> _EXERCISE DESCRIPTION_
Copy every line of the entries below verbatim, leaving out the pictures.
** START OF DATA PROVIDED **
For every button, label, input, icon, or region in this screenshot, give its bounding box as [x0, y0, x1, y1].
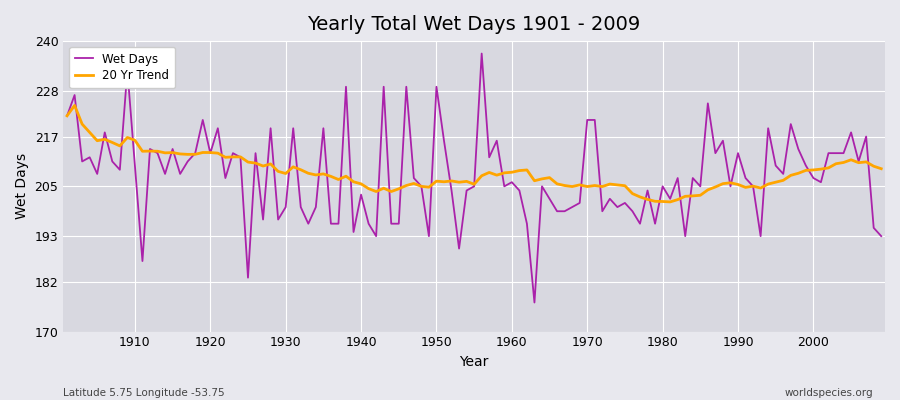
20 Yr Trend [69, 103, 80, 108]
Text: Latitude 5.75 Longitude -53.75: Latitude 5.75 Longitude -53.75 [63, 388, 225, 398]
20 Yr Trend [62, 114, 73, 118]
Y-axis label: Wet Days: Wet Days [15, 153, 29, 220]
Wet Days [514, 188, 525, 193]
20 Yr Trend [340, 174, 351, 178]
20 Yr Trend [130, 138, 140, 143]
20 Yr Trend [665, 200, 676, 204]
Legend: Wet Days, 20 Yr Trend: Wet Days, 20 Yr Trend [69, 47, 176, 88]
Wet Days [288, 126, 299, 131]
Line: Wet Days: Wet Days [68, 54, 881, 302]
Wet Days [122, 68, 133, 72]
Wet Days [507, 180, 517, 184]
Wet Days [612, 205, 623, 210]
Text: worldspecies.org: worldspecies.org [785, 388, 873, 398]
Wet Days [62, 114, 73, 118]
20 Yr Trend [876, 166, 886, 171]
Wet Days [333, 221, 344, 226]
20 Yr Trend [295, 167, 306, 172]
Wet Days [476, 51, 487, 56]
Line: 20 Yr Trend: 20 Yr Trend [68, 106, 881, 202]
X-axis label: Year: Year [460, 355, 489, 369]
20 Yr Trend [605, 182, 616, 186]
Wet Days [876, 234, 886, 238]
Title: Yearly Total Wet Days 1901 - 2009: Yearly Total Wet Days 1901 - 2009 [308, 15, 641, 34]
Wet Days [529, 300, 540, 305]
20 Yr Trend [514, 168, 525, 173]
20 Yr Trend [507, 170, 517, 175]
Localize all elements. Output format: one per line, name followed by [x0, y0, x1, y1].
** END OF DATA PROVIDED **
> _ANSWER BELOW_
For every button, label, input, icon, or region in this screenshot, give its bounding box as [x0, y0, x1, y1].
20 Yr Trend [69, 103, 80, 108]
Text: Latitude 5.75 Longitude -53.75: Latitude 5.75 Longitude -53.75 [63, 388, 225, 398]
20 Yr Trend [62, 114, 73, 118]
Y-axis label: Wet Days: Wet Days [15, 153, 29, 220]
Wet Days [514, 188, 525, 193]
20 Yr Trend [340, 174, 351, 178]
20 Yr Trend [130, 138, 140, 143]
20 Yr Trend [665, 200, 676, 204]
Legend: Wet Days, 20 Yr Trend: Wet Days, 20 Yr Trend [69, 47, 176, 88]
Wet Days [288, 126, 299, 131]
Line: Wet Days: Wet Days [68, 54, 881, 302]
Wet Days [122, 68, 133, 72]
Wet Days [507, 180, 517, 184]
Wet Days [612, 205, 623, 210]
Text: worldspecies.org: worldspecies.org [785, 388, 873, 398]
Wet Days [62, 114, 73, 118]
20 Yr Trend [876, 166, 886, 171]
Wet Days [333, 221, 344, 226]
20 Yr Trend [295, 167, 306, 172]
Wet Days [476, 51, 487, 56]
Line: 20 Yr Trend: 20 Yr Trend [68, 106, 881, 202]
X-axis label: Year: Year [460, 355, 489, 369]
20 Yr Trend [605, 182, 616, 186]
Wet Days [876, 234, 886, 238]
Title: Yearly Total Wet Days 1901 - 2009: Yearly Total Wet Days 1901 - 2009 [308, 15, 641, 34]
Wet Days [529, 300, 540, 305]
20 Yr Trend [514, 168, 525, 173]
20 Yr Trend [507, 170, 517, 175]
Localize all elements. Output format: one per line, name followed by [x0, y0, x1, y1].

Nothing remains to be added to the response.